**Problem to solve:** Copy every line in which the string "assignee" occurs.

━━━━━ Data

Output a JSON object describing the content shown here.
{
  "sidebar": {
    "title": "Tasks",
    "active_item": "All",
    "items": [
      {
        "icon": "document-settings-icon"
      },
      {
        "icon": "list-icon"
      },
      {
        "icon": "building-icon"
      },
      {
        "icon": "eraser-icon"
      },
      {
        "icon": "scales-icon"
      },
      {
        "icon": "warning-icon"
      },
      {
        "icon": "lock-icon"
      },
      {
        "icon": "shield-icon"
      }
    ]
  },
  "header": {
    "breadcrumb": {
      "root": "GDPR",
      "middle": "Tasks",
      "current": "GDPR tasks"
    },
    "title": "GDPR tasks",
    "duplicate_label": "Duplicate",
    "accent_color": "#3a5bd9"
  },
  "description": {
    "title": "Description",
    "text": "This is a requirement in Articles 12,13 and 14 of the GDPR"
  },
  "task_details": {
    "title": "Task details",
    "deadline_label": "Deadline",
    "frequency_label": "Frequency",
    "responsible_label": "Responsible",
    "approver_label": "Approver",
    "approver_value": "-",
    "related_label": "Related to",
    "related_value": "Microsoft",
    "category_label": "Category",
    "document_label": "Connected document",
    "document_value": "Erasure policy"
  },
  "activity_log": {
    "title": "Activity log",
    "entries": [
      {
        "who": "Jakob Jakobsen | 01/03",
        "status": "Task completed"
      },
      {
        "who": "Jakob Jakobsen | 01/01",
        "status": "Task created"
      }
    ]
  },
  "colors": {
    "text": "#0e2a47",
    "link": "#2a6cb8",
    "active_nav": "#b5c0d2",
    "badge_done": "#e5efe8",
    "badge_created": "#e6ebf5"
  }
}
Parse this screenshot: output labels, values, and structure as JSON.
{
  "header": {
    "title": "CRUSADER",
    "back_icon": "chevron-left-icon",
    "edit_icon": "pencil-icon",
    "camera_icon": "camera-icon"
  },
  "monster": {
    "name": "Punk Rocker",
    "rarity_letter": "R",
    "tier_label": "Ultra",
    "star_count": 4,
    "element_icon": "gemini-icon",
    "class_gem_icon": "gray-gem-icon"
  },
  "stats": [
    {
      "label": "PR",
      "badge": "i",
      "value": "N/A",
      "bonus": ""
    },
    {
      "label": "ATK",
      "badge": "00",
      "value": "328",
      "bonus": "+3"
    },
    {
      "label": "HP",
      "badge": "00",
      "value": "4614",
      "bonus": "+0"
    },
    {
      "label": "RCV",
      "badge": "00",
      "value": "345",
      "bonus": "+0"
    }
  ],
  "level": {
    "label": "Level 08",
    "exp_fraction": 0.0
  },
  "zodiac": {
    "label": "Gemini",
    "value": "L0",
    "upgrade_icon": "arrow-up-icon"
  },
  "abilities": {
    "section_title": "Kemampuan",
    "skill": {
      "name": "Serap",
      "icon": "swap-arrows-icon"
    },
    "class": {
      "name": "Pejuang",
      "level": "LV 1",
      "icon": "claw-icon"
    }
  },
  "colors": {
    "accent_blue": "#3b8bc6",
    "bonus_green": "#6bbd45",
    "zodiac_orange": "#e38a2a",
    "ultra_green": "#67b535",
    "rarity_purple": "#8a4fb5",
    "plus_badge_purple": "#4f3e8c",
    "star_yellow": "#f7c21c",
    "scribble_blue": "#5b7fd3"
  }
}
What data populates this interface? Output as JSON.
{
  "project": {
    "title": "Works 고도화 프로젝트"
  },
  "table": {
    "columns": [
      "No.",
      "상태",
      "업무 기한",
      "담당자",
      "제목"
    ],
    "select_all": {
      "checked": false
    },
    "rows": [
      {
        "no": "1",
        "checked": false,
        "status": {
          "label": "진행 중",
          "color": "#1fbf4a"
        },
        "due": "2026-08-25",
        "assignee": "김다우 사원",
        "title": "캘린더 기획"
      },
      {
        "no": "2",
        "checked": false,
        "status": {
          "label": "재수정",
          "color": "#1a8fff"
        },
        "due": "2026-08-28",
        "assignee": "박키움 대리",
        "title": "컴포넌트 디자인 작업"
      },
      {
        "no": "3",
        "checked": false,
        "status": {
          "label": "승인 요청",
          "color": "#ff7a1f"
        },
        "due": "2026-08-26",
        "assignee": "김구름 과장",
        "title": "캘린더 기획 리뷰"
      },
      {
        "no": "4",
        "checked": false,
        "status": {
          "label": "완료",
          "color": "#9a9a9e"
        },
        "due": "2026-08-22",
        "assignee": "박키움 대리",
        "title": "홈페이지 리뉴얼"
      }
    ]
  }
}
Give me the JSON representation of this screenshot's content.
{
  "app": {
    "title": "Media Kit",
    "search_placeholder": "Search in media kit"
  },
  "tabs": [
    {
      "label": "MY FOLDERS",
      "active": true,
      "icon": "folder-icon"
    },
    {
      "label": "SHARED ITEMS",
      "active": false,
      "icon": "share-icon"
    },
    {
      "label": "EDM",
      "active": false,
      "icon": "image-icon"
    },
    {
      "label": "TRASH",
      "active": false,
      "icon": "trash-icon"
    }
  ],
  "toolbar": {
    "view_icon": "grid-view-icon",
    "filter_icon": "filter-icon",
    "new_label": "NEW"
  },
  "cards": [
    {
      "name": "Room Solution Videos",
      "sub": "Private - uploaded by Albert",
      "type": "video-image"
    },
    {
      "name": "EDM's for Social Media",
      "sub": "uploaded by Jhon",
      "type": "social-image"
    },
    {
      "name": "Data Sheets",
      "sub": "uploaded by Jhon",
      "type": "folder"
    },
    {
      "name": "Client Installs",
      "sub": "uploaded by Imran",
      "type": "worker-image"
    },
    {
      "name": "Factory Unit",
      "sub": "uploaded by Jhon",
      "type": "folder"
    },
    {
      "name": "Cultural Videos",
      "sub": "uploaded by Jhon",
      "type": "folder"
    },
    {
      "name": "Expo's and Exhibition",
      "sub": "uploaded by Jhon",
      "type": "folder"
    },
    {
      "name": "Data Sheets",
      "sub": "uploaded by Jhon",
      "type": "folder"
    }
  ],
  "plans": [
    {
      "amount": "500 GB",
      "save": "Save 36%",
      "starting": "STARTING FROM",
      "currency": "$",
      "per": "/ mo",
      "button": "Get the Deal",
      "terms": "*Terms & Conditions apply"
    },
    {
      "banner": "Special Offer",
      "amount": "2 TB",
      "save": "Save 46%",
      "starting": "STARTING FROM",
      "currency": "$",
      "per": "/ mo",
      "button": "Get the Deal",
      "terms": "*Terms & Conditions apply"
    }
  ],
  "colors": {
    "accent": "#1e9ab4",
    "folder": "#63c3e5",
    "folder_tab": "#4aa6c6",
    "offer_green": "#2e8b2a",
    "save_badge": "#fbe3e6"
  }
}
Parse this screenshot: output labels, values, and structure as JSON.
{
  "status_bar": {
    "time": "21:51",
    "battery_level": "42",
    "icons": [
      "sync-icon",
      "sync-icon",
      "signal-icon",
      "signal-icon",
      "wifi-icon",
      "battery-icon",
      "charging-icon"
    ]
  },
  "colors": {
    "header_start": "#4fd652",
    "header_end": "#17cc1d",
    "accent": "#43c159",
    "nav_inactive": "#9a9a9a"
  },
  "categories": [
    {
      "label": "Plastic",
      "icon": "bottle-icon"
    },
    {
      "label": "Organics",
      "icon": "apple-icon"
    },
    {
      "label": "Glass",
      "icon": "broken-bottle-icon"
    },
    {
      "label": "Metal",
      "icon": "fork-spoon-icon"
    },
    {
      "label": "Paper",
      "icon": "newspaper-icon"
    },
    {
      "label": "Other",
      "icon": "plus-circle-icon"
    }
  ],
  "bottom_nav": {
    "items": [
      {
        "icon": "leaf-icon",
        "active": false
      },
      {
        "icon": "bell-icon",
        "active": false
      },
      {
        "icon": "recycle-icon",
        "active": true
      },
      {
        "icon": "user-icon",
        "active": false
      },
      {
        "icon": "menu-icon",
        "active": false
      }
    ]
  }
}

━━━━━━━━━━

**Output of the task:**
        "assignee": "김다우 사원",
        "assignee": "박키움 대리",
        "assignee": "김구름 과장",
        "assignee": "박키움 대리",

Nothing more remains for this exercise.